- [Written task] Each line that follows should be printed again exactly as it stands.
━━━━
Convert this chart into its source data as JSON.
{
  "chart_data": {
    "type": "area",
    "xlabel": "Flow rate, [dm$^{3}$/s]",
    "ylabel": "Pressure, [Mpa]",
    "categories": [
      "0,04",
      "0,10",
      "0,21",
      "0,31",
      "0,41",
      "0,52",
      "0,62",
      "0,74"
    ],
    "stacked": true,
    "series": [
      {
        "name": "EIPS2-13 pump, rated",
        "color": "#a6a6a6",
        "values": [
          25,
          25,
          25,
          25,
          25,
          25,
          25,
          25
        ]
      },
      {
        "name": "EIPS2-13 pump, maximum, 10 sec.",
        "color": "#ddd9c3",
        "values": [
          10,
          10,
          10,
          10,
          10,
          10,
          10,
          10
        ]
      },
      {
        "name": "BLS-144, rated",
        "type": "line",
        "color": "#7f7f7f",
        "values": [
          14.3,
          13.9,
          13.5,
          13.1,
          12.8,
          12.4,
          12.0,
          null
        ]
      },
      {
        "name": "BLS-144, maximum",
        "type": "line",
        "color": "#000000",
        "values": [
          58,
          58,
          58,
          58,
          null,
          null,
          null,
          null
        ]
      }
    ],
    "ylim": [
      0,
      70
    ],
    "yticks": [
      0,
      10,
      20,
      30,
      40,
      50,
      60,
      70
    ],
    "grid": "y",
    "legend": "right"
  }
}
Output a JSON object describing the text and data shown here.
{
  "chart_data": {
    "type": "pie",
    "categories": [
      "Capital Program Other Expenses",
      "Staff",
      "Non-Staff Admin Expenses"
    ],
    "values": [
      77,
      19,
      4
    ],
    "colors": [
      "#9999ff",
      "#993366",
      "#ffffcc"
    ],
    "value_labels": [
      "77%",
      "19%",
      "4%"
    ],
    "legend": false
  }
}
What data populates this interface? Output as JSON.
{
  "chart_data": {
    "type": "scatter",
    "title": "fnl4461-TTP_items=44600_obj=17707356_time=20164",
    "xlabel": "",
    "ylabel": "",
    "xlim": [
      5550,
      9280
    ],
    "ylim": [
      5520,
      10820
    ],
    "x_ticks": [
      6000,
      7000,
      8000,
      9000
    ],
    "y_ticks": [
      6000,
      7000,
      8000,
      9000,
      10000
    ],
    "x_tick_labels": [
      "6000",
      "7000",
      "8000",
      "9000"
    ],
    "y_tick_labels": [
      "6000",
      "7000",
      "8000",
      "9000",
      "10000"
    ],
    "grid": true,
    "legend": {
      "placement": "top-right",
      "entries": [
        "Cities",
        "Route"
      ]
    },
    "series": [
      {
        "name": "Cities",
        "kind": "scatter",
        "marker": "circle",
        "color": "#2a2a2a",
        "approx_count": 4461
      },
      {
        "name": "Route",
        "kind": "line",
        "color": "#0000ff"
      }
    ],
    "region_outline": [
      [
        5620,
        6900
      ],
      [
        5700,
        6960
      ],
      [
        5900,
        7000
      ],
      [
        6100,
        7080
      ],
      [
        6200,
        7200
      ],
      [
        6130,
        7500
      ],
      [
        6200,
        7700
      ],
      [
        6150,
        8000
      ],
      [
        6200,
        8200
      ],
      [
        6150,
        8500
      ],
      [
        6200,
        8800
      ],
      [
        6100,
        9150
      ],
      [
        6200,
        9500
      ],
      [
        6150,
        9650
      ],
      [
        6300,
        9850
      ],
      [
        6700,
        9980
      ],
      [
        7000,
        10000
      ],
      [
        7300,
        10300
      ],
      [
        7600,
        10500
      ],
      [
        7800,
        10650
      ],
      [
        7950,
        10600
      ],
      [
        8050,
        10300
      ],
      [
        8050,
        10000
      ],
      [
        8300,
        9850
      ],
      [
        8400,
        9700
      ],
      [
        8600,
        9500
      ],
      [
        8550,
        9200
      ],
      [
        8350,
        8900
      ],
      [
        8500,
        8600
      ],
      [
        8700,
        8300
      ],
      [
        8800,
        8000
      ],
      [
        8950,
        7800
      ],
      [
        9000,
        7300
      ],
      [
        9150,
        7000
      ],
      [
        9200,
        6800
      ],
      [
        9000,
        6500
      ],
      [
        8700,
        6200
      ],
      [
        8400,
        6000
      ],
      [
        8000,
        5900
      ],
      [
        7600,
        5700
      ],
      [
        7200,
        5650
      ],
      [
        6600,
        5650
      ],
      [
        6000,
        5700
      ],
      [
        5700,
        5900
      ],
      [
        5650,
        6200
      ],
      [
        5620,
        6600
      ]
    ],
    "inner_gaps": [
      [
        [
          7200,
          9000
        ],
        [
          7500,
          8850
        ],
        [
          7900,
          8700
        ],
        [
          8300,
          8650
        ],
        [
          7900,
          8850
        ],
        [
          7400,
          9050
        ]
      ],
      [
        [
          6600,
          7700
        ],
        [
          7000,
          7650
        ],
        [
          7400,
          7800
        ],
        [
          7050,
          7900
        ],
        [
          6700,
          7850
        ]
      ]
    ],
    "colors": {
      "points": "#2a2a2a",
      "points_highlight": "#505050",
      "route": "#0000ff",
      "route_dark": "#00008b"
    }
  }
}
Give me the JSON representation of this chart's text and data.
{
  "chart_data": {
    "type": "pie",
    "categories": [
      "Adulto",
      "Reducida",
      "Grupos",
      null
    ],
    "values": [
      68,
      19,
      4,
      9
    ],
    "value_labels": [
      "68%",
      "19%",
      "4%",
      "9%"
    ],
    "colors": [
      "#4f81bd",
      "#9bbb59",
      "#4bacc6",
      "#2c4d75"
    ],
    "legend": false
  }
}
━━━━
- [Exercise answer]
Convert this chart into its source data as JSON.
{
  "chart_data": {
    "type": "area",
    "xlabel": "Flow rate, [dm$^{3}$/s]",
    "ylabel": "Pressure, [Mpa]",
    "categories": [
      "0,04",
      "0,10",
      "0,21",
      "0,31",
      "0,41",
      "0,52",
      "0,62",
      "0,74"
    ],
    "stacked": true,
    "series": [
      {
        "name": "EIPS2-13 pump, rated",
        "color": "#a6a6a6",
        "values": [
          25,
          25,
          25,
          25,
          25,
          25,
          25,
          25
        ]
      },
      {
        "name": "EIPS2-13 pump, maximum, 10 sec.",
        "color": "#ddd9c3",
        "values": [
          10,
          10,
          10,
          10,
          10,
          10,
          10,
          10
        ]
      },
      {
        "name": "BLS-144, rated",
        "type": "line",
        "color": "#7f7f7f",
        "values": [
          14.3,
          13.9,
          13.5,
          13.1,
          12.8,
          12.4,
          12.0,
          null
        ]
      },
      {
        "name": "BLS-144, maximum",
        "type": "line",
        "color": "#000000",
        "values": [
          58,
          58,
          58,
          58,
          null,
          null,
          null,
          null
        ]
      }
    ],
    "ylim": [
      0,
      70
    ],
    "yticks": [
      0,
      10,
      20,
      30,
      40,
      50,
      60,
      70
    ],
    "grid": "y",
    "legend": "right"
  }
}
Output a JSON object describing the text and data shown here.
{
  "chart_data": {
    "type": "pie",
    "categories": [
      "Capital Program Other Expenses",
      "Staff",
      "Non-Staff Admin Expenses"
    ],
    "values": [
      77,
      19,
      4
    ],
    "colors": [
      "#9999ff",
      "#993366",
      "#ffffcc"
    ],
    "value_labels": [
      "77%",
      "19%",
      "4%"
    ],
    "legend": false
  }
}
What data populates this interface? Output as JSON.
{
  "chart_data": {
    "type": "scatter",
    "title": "fnl4461-TTP_items=44600_obj=17707356_time=20164",
    "xlabel": "",
    "ylabel": "",
    "xlim": [
      5550,
      9280
    ],
    "ylim": [
      5520,
      10820
    ],
    "x_ticks": [
      6000,
      7000,
      8000,
      9000
    ],
    "y_ticks": [
      6000,
      7000,
      8000,
      9000,
      10000
    ],
    "x_tick_labels": [
      "6000",
      "7000",
      "8000",
      "9000"
    ],
    "y_tick_labels": [
      "6000",
      "7000",
      "8000",
      "9000",
      "10000"
    ],
    "grid": true,
    "legend": {
      "placement": "top-right",
      "entries": [
        "Cities",
        "Route"
      ]
    },
    "series": [
      {
        "name": "Cities",
        "kind": "scatter",
        "marker": "circle",
        "color": "#2a2a2a",
        "approx_count": 4461
      },
      {
        "name": "Route",
        "kind": "line",
        "color": "#0000ff"
      }
    ],
    "region_outline": [
      [
        5620,
        6900
      ],
      [
        5700,
        6960
      ],
      [
        5900,
        7000
      ],
      [
        6100,
        7080
      ],
      [
        6200,
        7200
      ],
      [
        6130,
        7500
      ],
      [
        6200,
        7700
      ],
      [
        6150,
        8000
      ],
      [
        6200,
        8200
      ],
      [
        6150,
        8500
      ],
      [
        6200,
        8800
      ],
      [
        6100,
        9150
      ],
      [
        6200,
        9500
      ],
      [
        6150,
        9650
      ],
      [
        6300,
        9850
      ],
      [
        6700,
        9980
      ],
      [
        7000,
        10000
      ],
      [
        7300,
        10300
      ],
      [
        7600,
        10500
      ],
      [
        7800,
        10650
      ],
      [
        7950,
        10600
      ],
      [
        8050,
        10300
      ],
      [
        8050,
        10000
      ],
      [
        8300,
        9850
      ],
      [
        8400,
        9700
      ],
      [
        8600,
        9500
      ],
      [
        8550,
        9200
      ],
      [
        8350,
        8900
      ],
      [
        8500,
        8600
      ],
      [
        8700,
        8300
      ],
      [
        8800,
        8000
      ],
      [
        8950,
        7800
      ],
      [
        9000,
        7300
      ],
      [
        9150,
        7000
      ],
      [
        9200,
        6800
      ],
      [
        9000,
        6500
      ],
      [
        8700,
        6200
      ],
      [
        8400,
        6000
      ],
      [
        8000,
        5900
      ],
      [
        7600,
        5700
      ],
      [
        7200,
        5650
      ],
      [
        6600,
        5650
      ],
      [
        6000,
        5700
      ],
      [
        5700,
        5900
      ],
      [
        5650,
        6200
      ],
      [
        5620,
        6600
      ]
    ],
    "inner_gaps": [
      [
        [
          7200,
          9000
        ],
        [
          7500,
          8850
        ],
        [
          7900,
          8700
        ],
        [
          8300,
          8650
        ],
        [
          7900,
          8850
        ],
        [
          7400,
          9050
        ]
      ],
      [
        [
          6600,
          7700
        ],
        [
          7000,
          7650
        ],
        [
          7400,
          7800
        ],
        [
          7050,
          7900
        ],
        [
          6700,
          7850
        ]
      ]
    ],
    "colors": {
      "points": "#2a2a2a",
      "points_highlight": "#505050",
      "route": "#0000ff",
      "route_dark": "#00008b"
    }
  }
}
Give me the JSON representation of this chart's text and data.
{
  "chart_data": {
    "type": "pie",
    "categories": [
      "Adulto",
      "Reducida",
      "Grupos",
      null
    ],
    "values": [
      68,
      19,
      4,
      9
    ],
    "value_labels": [
      "68%",
      "19%",
      "4%",
      "9%"
    ],
    "colors": [
      "#4f81bd",
      "#9bbb59",
      "#4bacc6",
      "#2c4d75"
    ],
    "legend": false
  }
}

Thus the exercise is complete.